### GOAL
Output the records. Match them exactly.

### Entries from a dataset
····················

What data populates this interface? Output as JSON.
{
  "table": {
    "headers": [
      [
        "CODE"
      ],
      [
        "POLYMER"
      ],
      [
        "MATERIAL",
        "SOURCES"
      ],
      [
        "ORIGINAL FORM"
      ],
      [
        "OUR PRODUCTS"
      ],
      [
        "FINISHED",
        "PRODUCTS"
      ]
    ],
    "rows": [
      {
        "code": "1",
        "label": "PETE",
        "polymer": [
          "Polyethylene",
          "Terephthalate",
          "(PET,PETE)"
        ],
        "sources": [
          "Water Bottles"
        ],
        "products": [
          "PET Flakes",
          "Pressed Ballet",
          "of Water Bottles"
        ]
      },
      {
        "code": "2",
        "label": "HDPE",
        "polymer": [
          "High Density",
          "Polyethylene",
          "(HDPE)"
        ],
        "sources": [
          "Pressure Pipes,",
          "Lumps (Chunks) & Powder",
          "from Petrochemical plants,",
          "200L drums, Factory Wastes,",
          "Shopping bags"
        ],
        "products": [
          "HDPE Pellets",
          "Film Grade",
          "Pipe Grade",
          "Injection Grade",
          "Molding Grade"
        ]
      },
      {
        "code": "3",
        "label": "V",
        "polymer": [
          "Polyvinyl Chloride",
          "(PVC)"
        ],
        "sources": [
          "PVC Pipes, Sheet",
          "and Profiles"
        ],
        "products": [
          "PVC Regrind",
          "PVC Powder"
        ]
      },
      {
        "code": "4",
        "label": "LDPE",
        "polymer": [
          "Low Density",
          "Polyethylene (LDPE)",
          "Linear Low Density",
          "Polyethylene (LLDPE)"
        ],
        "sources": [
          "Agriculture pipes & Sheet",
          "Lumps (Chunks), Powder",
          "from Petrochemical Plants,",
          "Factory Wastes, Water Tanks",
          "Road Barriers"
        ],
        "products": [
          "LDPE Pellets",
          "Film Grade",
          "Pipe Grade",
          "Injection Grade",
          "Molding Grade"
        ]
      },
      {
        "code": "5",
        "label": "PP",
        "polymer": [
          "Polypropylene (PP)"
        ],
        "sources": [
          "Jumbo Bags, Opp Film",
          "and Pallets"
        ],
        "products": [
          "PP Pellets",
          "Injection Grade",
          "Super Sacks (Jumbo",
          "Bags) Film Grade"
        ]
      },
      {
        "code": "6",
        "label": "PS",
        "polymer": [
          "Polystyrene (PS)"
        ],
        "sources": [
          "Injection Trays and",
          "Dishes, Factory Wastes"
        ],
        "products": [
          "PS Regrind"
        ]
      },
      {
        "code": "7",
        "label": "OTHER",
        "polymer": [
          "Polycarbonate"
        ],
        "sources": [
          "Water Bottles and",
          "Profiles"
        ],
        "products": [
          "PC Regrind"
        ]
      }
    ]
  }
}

····················

### WRITTEN SOLUTION
What data populates this interface? Output as JSON.
{
  "table": {
    "headers": [
      [
        "CODE"
      ],
      [
        "POLYMER"
      ],
      [
        "MATERIAL",
        "SOURCES"
      ],
      [
        "ORIGINAL FORM"
      ],
      [
        "OUR PRODUCTS"
      ],
      [
        "FINISHED",
        "PRODUCTS"
      ]
    ],
    "rows": [
      {
        "code": "1",
        "label": "PETE",
        "polymer": [
          "Polyethylene",
          "Terephthalate",
          "(PET,PETE)"
        ],
        "sources": [
          "Water Bottles"
        ],
        "products": [
          "PET Flakes",
          "Pressed Ballet",
          "of Water Bottles"
        ]
      },
      {
        "code": "2",
        "label": "HDPE",
        "polymer": [
          "High Density",
          "Polyethylene",
          "(HDPE)"
        ],
        "sources": [
          "Pressure Pipes,",
          "Lumps (Chunks) & Powder",
          "from Petrochemical plants,",
          "200L drums, Factory Wastes,",
          "Shopping bags"
        ],
        "products": [
          "HDPE Pellets",
          "Film Grade",
          "Pipe Grade",
          "Injection Grade",
          "Molding Grade"
        ]
      },
      {
        "code": "3",
        "label": "V",
        "polymer": [
          "Polyvinyl Chloride",
          "(PVC)"
        ],
        "sources": [
          "PVC Pipes, Sheet",
          "and Profiles"
        ],
        "products": [
          "PVC Regrind",
          "PVC Powder"
        ]
      },
      {
        "code": "4",
        "label": "LDPE",
        "polymer": [
          "Low Density",
          "Polyethylene (LDPE)",
          "Linear Low Density",
          "Polyethylene (LLDPE)"
        ],
        "sources": [
          "Agriculture pipes & Sheet",
          "Lumps (Chunks), Powder",
          "from Petrochemical Plants,",
          "Factory Wastes, Water Tanks",
          "Road Barriers"
        ],
        "products": [
          "LDPE Pellets",
          "Film Grade",
          "Pipe Grade",
          "Injection Grade",
          "Molding Grade"
        ]
      },
      {
        "code": "5",
        "label": "PP",
        "polymer": [
          "Polypropylene (PP)"
        ],
        "sources": [
          "Jumbo Bags, Opp Film",
          "and Pallets"
        ],
        "products": [
          "PP Pellets",
          "Injection Grade",
          "Super Sacks (Jumbo",
          "Bags) Film Grade"
        ]
      },
      {
        "code": "6",
        "label": "PS",
        "polymer": [
          "Polystyrene (PS)"
        ],
        "sources": [
          "Injection Trays and",
          "Dishes, Factory Wastes"
        ],
        "products": [
          "PS Regrind"
        ]
      },
      {
        "code": "7",
        "label": "OTHER",
        "polymer": [
          "Polycarbonate"
        ],
        "sources": [
          "Water Bottles and",
          "Profiles"
        ],
        "products": [
          "PC Regrind"
        ]
      }
    ]
  }
}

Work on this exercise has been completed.